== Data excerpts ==
━━━━

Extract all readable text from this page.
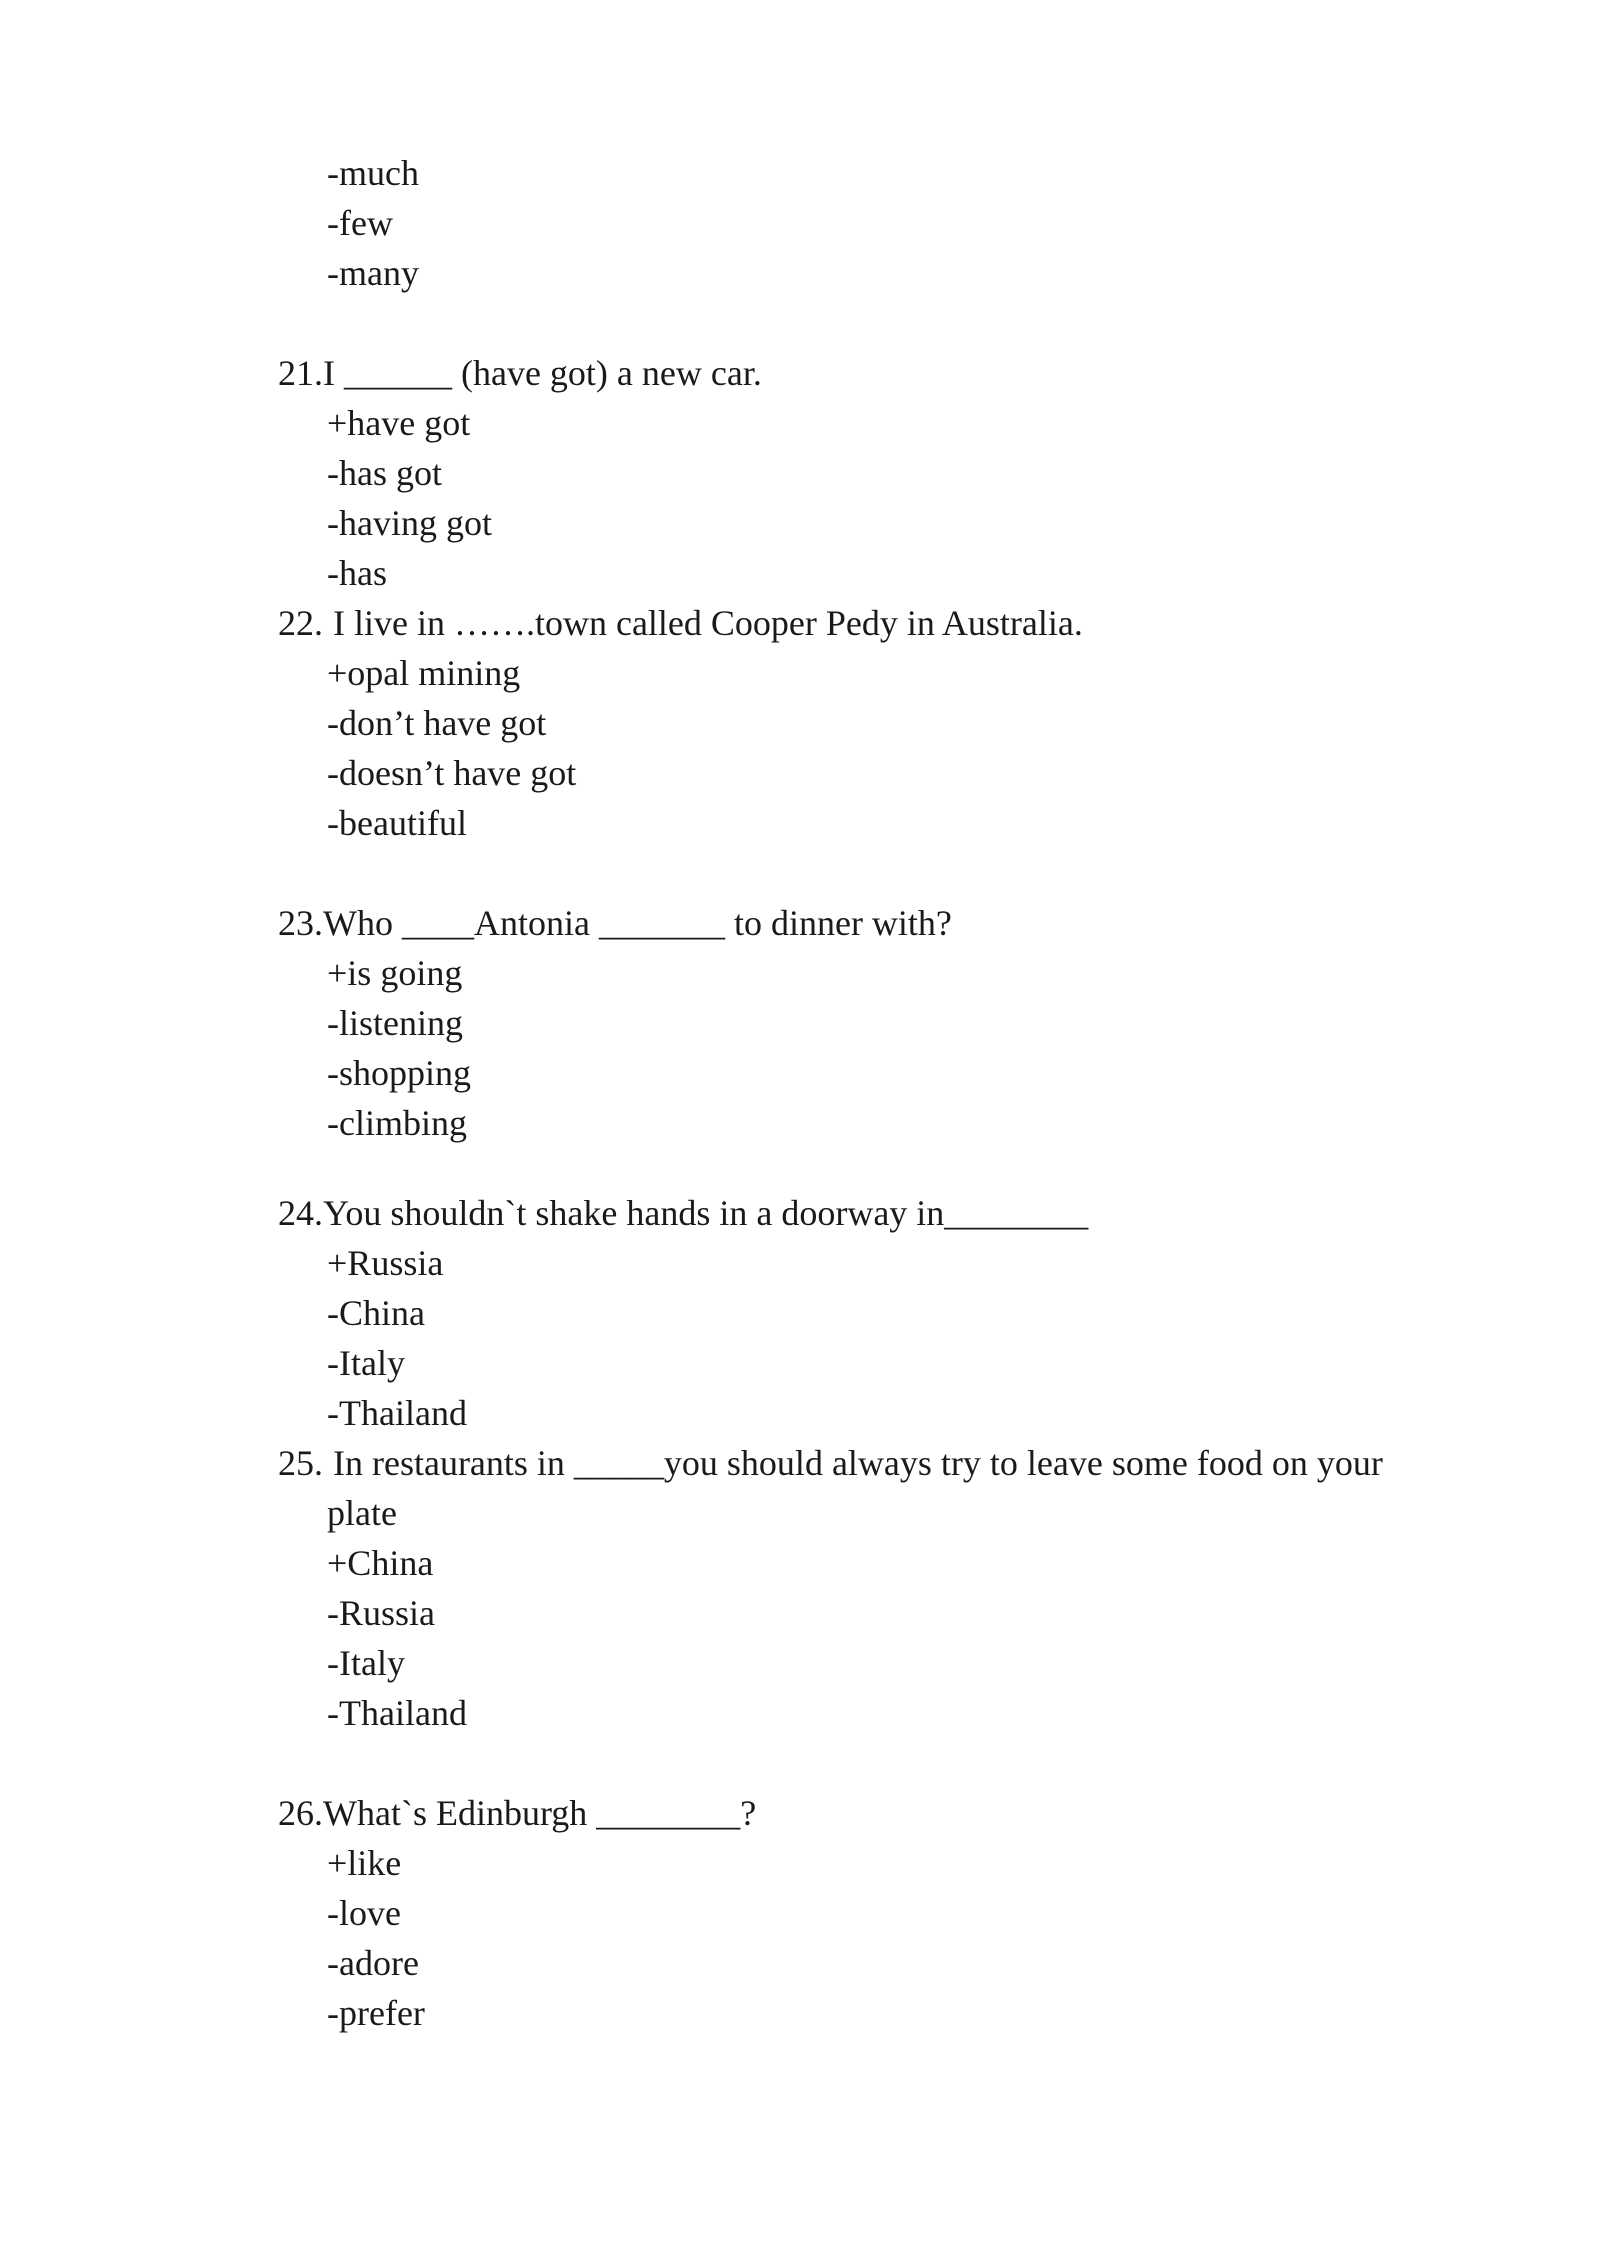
-much
-few
-many
21. I ______ (have got) a new car.
+have got
-has got
-having got
-has
22. I live in …….town called Cooper Pedy in Australia.
+opal mining
-don’t have got
-doesn’t have got
-beautiful
23. Who ____Antonia _______ to dinner with?
+is going
-listening
-shopping
-climbing
24. You shouldn`t shake hands in a doorway in________
+Russia
-China
-Italy
-Thailand
25. In restaurants in _____you should always try to leave some food on your
plate
+China
-Russia
-Italy
-Thailand
26. What`s Edinburgh ________?
+like
-love
-adore
-prefer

━━━━

== To do ==
Output each line exactly; omit every picture.

== Full solution ==
Extract all readable text from this page.
-much
-few
-many
21. I ______ (have got) a new car.
+have got
-has got
-having got
-has
22. I live in …….town called Cooper Pedy in Australia.
+opal mining
-don’t have got
-doesn’t have got
-beautiful
23. Who ____Antonia _______ to dinner with?
+is going
-listening
-shopping
-climbing
24. You shouldn`t shake hands in a doorway in________
+Russia
-China
-Italy
-Thailand
25. In restaurants in _____you should always try to leave some food on your
plate
+China
-Russia
-Italy
-Thailand
26. What`s Edinburgh ________?
+like
-love
-adore
-prefer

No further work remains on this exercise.